> Exercise description
Extract every record, exactly as written, and ignore the pictures.

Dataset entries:

-- -- --

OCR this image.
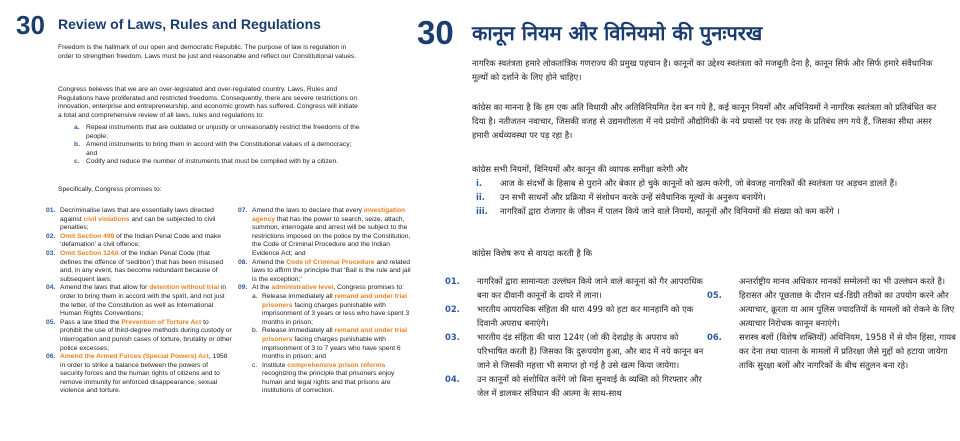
30 Review of Laws, Rules and Regulations

Freedom is the hallmark of our open and democratic Republic. The purpose of law is regulation in order to strengthen freedom. Laws must be just and reasonable and reflect our Constitutional values.

Congress believes that we are an over-legislated and over-regulated country. Laws, Rules and Regulations have proliferated and restricted freedoms. Consequently, there are severe restrictions on innovation, enterprise and entrepreneurship, and economic growth has suffered. Congress will initiate a total and comprehensive review of all laws, rules and regulations to:

a. Repeal instruments that are outdated or unjustly or unreasonably restrict the freedoms of the people;
b. Amend instruments to bring them in accord with the Constitutional values of a democracy; and
c. Codify and reduce the number of instruments that must be complied with by a citizen.

Specifically, Congress promises to:

01. Decriminalise laws that are essentially laws directed against civil violations and can be subjected to civil penalties;
02. Omit Section 499 of the Indian Penal Code and make ‘defamation’ a civil offence;
03. Omit Section 124A of the Indian Penal Code (that defines the offence of ‘sedition’) that has been misused and, in any event, has become redundant because of subsequent laws;
04. Amend the laws that allow for detention without trial in order to bring them in accord with the spirit, and not just the letter, of the Constitution as well as International Human Rights Conventions;
05. Pass a law titled the Prevention of Torture Act to prohibit the use of third-degree methods during custody or interrogation and punish cases of torture, brutality or other police excesses;
06. Amend the Armed Forces (Special Powers) Act, 1958 in order to strike a balance between the powers of security forces and the human rights of citizens and to remove immunity for enforced disappearance, sexual violence and torture.
07. Amend the laws to declare that every investigation agency that has the power to search, seize, attach, summon, interrogate and arrest will be subject to the restrictions imposed on the police by the Constitution, the Code of Criminal Procedure and the Indian Evidence Act; and
08. Amend the Code of Criminal Procedure and related laws to affirm the principle that ‘Bail is the rule and jail is the exception;’
09. At the administrative level, Congress promises to:
a. Release immediately all remand and under trial prisoners facing charges punishable with imprisonment of 3 years or less who have spent 3 months in prison;
b. Release immediately all remand and under trial prisoners facing charges punishable with imprisonment of 3 to 7 years who have spent 6 months in prison; and
c. Institute comprehensive prison reforms recognizing the principle that prisoners enjoy human and legal rights and that prisons are institutions of correction.
30 कानून नियम और विनियमो की पुनःपरख

नागरिक स्वतंत्रता हमारे लोकतांत्रिक गणराज्य की प्रमुख पहचान है। कानूनों का उद्देश्य स्वतंत्रता को मजबूती देना है, कानून सिर्फ और सिर्फ हमारे संवैधानिक मूल्यों को दर्शाने के लिए होने चाहिए।

कांग्रेस का मानना है कि हम एक अति विधायी और अतिविनियमित देश बन गये है, कई कानून नियमों और अधिनियमों ने नागरिक स्वतंत्रता को प्रतिबंधित कर दिया है। नतीजतन नवाचार, जिसकी वजह से उद्यमशीलता में नये प्रयोगों औद्योगिकी के नये प्रयासों पर एक तरह के प्रतिबंध लग गये हैं, जिसका सीधा असर हमारी अर्थव्यवस्था पर पड़ रहा है।

कांग्रेस सभी नियमों, विनियमों और कानून की व्यापक समीक्षा करेगी और

i. आज के संदर्भों के हिसाब से पुराने और बेकार हो चुके कानूनों को खत्म करेगी, जो बेवजह नागरिकों की स्वतंत्रता पर अड़चन डालते हैं।
ii. उन सभी साधनों और प्रक्रिया में संशोधन करके उन्हें संवैधानिक मूल्यों के अनुरूप बनायेंगे।
iii. नागरिकों द्वारा रोजगार के जीवन में पालन किये जाने वाले नियमों, कानूनों और विनियमों की संख्या को कम करेंगे ।

कांग्रेस विशेष रूप से वायदा करती है कि

01. नागरिकों द्वारा सामान्यतः उल्लंघन किये जाने वाले कानूनां को गैर आपराधिक बना कर दीवानी कानूनों के दायरे में लाना।
02. भारतीय आपराधिक संहिता की धारा 499 को हटा कर मानहानि को एक दिवानी अपराध बनाएंगे।
03. भारतीय दंड संहिता की धारा 124ए (जो की देशद्रोह के अपराध को परिभाषित करती है) जिसका कि दुरूपयोग हुआ, और बाद में नये कानून बन जाने से जिसकी महत्ता भी समाप्त हो गई है उसे खत्म किया जायेगा।
04. उन कानूनों को संशोधित करेंगे जो बिना सुनवाई के व्यक्ति को गिरफ्तार और जेल में डालकर संविधान की आत्मा के साथ-साथ
अन्तर्राष्ट्रीय मानव अधिकार मानकों सम्मेलनों का भी उल्लंघन करते है।
05. हिरासत और पूछताछ के दौरान थर्ड-डिग्री तरीको का उपयोग करने और अत्याचार, क्रूरता या आम पुलिस ज्यादतियों के मामलों को रोकने के लिए अत्याचार निरोधक कानून बनाएंगे।
06. सशस्त्र बलों (विशेष शक्तियों) अधिनियम, 1958 में से यौन हिंसा, गायब कर देना तथा यातना के मामलों में प्रतिरक्षा जैसे मुद्दों को हटाया जायेगा ताकि सुरक्षा बलों और नागरिकों के बीच संतुलन बना रहे।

-- -- --

> Solution below
OCR this image.
30 Review of Laws, Rules and Regulations

Freedom is the hallmark of our open and democratic Republic. The purpose of law is regulation in order to strengthen freedom. Laws must be just and reasonable and reflect our Constitutional values.

Congress believes that we are an over-legislated and over-regulated country. Laws, Rules and Regulations have proliferated and restricted freedoms. Consequently, there are severe restrictions on innovation, enterprise and entrepreneurship, and economic growth has suffered. Congress will initiate a total and comprehensive review of all laws, rules and regulations to:

a. Repeal instruments that are outdated or unjustly or unreasonably restrict the freedoms of the people;
b. Amend instruments to bring them in accord with the Constitutional values of a democracy; and
c. Codify and reduce the number of instruments that must be complied with by a citizen.

Specifically, Congress promises to:

01. Decriminalise laws that are essentially laws directed against civil violations and can be subjected to civil penalties;
02. Omit Section 499 of the Indian Penal Code and make ‘defamation’ a civil offence;
03. Omit Section 124A of the Indian Penal Code (that defines the offence of ‘sedition’) that has been misused and, in any event, has become redundant because of subsequent laws;
04. Amend the laws that allow for detention without trial in order to bring them in accord with the spirit, and not just the letter, of the Constitution as well as International Human Rights Conventions;
05. Pass a law titled the Prevention of Torture Act to prohibit the use of third-degree methods during custody or interrogation and punish cases of torture, brutality or other police excesses;
06. Amend the Armed Forces (Special Powers) Act, 1958 in order to strike a balance between the powers of security forces and the human rights of citizens and to remove immunity for enforced disappearance, sexual violence and torture.
07. Amend the laws to declare that every investigation agency that has the power to search, seize, attach, summon, interrogate and arrest will be subject to the restrictions imposed on the police by the Constitution, the Code of Criminal Procedure and the Indian Evidence Act; and
08. Amend the Code of Criminal Procedure and related laws to affirm the principle that ‘Bail is the rule and jail is the exception;’
09. At the administrative level, Congress promises to:
a. Release immediately all remand and under trial prisoners facing charges punishable with imprisonment of 3 years or less who have spent 3 months in prison;
b. Release immediately all remand and under trial prisoners facing charges punishable with imprisonment of 3 to 7 years who have spent 6 months in prison; and
c. Institute comprehensive prison reforms recognizing the principle that prisoners enjoy human and legal rights and that prisons are institutions of correction.
30 कानून नियम और विनियमो की पुनःपरख

नागरिक स्वतंत्रता हमारे लोकतांत्रिक गणराज्य की प्रमुख पहचान है। कानूनों का उद्देश्य स्वतंत्रता को मजबूती देना है, कानून सिर्फ और सिर्फ हमारे संवैधानिक मूल्यों को दर्शाने के लिए होने चाहिए।

कांग्रेस का मानना है कि हम एक अति विधायी और अतिविनियमित देश बन गये है, कई कानून नियमों और अधिनियमों ने नागरिक स्वतंत्रता को प्रतिबंधित कर दिया है। नतीजतन नवाचार, जिसकी वजह से उद्यमशीलता में नये प्रयोगों औद्योगिकी के नये प्रयासों पर एक तरह के प्रतिबंध लग गये हैं, जिसका सीधा असर हमारी अर्थव्यवस्था पर पड़ रहा है।

कांग्रेस सभी नियमों, विनियमों और कानून की व्यापक समीक्षा करेगी और

i. आज के संदर्भों के हिसाब से पुराने और बेकार हो चुके कानूनों को खत्म करेगी, जो बेवजह नागरिकों की स्वतंत्रता पर अड़चन डालते हैं।
ii. उन सभी साधनों और प्रक्रिया में संशोधन करके उन्हें संवैधानिक मूल्यों के अनुरूप बनायेंगे।
iii. नागरिकों द्वारा रोजगार के जीवन में पालन किये जाने वाले नियमों, कानूनों और विनियमों की संख्या को कम करेंगे ।

कांग्रेस विशेष रूप से वायदा करती है कि

01. नागरिकों द्वारा सामान्यतः उल्लंघन किये जाने वाले कानूनां को गैर आपराधिक बना कर दीवानी कानूनों के दायरे में लाना।
02. भारतीय आपराधिक संहिता की धारा 499 को हटा कर मानहानि को एक दिवानी अपराध बनाएंगे।
03. भारतीय दंड संहिता की धारा 124ए (जो की देशद्रोह के अपराध को परिभाषित करती है) जिसका कि दुरूपयोग हुआ, और बाद में नये कानून बन जाने से जिसकी महत्ता भी समाप्त हो गई है उसे खत्म किया जायेगा।
04. उन कानूनों को संशोधित करेंगे जो बिना सुनवाई के व्यक्ति को गिरफ्तार और जेल में डालकर संविधान की आत्मा के साथ-साथ
अन्तर्राष्ट्रीय मानव अधिकार मानकों सम्मेलनों का भी उल्लंघन करते है।
05. हिरासत और पूछताछ के दौरान थर्ड-डिग्री तरीको का उपयोग करने और अत्याचार, क्रूरता या आम पुलिस ज्यादतियों के मामलों को रोकने के लिए अत्याचार निरोधक कानून बनाएंगे।
06. सशस्त्र बलों (विशेष शक्तियों) अधिनियम, 1958 में से यौन हिंसा, गायब कर देना तथा यातना के मामलों में प्रतिरक्षा जैसे मुद्दों को हटाया जायेगा ताकि सुरक्षा बलों और नागरिकों के बीच संतुलन बना रहे।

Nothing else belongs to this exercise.